*Task description*. Begin with the line that contains "Transcribe this image's" and transcribe each line after it, up to and including the last line of the listing below.

*Supplied records*.
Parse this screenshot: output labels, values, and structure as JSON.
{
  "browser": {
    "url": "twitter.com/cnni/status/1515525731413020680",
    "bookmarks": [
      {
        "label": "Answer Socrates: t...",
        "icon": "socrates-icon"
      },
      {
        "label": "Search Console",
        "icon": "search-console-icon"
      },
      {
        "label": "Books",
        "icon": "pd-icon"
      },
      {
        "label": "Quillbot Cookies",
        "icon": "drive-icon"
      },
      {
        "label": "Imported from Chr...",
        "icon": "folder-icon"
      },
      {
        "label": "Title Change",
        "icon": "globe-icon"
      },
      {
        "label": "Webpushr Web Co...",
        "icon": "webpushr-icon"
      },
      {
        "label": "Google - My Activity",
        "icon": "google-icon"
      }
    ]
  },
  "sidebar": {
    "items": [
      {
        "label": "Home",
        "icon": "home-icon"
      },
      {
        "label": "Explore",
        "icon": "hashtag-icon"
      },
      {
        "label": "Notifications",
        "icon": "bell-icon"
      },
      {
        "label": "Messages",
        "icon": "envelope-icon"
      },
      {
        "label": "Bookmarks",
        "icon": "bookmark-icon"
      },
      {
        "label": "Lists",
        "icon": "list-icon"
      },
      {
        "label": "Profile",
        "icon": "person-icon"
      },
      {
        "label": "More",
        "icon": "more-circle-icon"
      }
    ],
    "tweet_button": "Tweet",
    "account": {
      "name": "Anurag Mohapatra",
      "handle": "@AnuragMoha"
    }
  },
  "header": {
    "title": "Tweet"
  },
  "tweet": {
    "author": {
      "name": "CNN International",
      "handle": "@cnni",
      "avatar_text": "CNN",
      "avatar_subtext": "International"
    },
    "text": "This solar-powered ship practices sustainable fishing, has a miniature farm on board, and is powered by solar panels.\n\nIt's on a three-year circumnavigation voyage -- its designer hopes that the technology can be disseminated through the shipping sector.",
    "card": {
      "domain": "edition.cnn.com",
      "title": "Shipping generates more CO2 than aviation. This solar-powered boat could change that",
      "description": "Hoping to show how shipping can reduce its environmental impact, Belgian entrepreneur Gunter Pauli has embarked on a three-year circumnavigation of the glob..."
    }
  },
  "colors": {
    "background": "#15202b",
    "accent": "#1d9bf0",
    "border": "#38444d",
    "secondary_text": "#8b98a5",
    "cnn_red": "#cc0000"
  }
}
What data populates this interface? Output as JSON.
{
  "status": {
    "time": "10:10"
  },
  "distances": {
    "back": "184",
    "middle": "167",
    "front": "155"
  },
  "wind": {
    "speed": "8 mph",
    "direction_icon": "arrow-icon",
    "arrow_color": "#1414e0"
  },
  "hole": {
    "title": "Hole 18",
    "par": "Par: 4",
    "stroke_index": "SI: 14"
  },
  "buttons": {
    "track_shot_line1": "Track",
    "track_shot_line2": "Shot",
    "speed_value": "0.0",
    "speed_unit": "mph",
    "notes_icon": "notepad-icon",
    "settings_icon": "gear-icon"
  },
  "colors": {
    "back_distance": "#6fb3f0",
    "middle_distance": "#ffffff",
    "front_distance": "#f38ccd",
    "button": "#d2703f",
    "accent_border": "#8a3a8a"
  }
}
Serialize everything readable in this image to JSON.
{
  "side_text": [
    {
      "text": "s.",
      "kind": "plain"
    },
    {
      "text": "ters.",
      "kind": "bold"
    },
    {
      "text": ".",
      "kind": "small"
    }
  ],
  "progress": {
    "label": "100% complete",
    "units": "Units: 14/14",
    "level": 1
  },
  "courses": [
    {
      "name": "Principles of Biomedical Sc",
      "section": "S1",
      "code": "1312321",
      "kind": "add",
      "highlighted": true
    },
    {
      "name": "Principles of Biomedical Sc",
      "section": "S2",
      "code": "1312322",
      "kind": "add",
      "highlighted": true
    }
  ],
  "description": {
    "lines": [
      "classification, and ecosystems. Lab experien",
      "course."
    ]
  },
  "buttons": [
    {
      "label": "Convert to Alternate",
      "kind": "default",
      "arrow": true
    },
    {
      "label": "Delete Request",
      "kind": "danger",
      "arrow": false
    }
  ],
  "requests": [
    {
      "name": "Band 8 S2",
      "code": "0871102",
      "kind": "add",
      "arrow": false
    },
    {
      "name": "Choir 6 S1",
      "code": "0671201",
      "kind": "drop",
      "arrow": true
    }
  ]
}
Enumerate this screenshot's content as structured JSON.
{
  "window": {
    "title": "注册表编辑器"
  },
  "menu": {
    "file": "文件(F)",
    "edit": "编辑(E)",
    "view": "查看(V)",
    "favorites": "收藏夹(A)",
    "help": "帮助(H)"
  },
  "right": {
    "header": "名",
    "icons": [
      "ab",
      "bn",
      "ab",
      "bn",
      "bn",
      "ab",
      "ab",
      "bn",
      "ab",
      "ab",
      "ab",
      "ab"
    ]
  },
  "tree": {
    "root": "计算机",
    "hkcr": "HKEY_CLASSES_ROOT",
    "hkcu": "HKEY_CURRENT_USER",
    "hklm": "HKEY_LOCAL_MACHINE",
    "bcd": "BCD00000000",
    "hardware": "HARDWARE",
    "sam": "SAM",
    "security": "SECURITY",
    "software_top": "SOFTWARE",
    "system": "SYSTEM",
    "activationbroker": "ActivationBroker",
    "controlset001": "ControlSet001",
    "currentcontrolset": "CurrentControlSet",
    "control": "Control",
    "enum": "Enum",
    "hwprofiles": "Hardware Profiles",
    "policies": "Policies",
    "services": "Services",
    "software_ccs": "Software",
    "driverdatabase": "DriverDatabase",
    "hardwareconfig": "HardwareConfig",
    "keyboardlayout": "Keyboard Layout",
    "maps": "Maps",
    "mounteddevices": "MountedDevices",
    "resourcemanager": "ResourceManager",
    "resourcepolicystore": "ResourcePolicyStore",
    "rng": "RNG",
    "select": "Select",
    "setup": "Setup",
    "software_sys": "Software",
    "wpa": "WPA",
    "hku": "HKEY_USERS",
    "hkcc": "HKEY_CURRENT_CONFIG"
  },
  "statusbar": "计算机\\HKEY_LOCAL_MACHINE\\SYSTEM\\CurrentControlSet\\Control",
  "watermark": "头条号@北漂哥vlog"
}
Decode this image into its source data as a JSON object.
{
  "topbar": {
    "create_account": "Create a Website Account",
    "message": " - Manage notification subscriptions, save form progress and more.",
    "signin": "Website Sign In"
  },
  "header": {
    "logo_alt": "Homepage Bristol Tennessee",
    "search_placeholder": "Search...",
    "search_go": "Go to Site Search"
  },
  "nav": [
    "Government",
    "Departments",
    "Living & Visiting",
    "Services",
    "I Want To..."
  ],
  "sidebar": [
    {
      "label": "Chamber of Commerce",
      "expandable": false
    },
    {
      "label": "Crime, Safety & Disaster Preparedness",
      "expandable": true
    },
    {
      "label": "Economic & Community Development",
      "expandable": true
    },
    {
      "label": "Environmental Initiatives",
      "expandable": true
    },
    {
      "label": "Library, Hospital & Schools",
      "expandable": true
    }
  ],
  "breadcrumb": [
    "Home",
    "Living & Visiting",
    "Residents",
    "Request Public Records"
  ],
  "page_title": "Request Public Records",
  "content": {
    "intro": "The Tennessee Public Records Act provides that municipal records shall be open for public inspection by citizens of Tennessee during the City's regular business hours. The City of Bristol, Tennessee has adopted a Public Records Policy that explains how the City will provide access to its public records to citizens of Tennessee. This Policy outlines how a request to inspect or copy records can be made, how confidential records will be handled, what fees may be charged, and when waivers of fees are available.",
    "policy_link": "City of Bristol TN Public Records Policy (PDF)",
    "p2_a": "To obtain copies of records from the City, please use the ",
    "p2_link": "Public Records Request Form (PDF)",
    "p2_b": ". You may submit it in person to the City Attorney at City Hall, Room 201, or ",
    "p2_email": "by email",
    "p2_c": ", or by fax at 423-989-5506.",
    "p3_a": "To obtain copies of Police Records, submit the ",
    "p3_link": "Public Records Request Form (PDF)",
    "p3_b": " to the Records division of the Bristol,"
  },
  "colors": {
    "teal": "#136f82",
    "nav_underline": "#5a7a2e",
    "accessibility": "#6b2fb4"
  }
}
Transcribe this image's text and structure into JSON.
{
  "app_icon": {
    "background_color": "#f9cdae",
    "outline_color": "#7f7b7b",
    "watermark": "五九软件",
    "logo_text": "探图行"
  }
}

*Answer below*.
Transcribe this image's text and structure into JSON.
{
  "app_icon": {
    "background_color": "#f9cdae",
    "outline_color": "#7f7b7b",
    "watermark": "五九软件",
    "logo_text": "探图行"
  }
}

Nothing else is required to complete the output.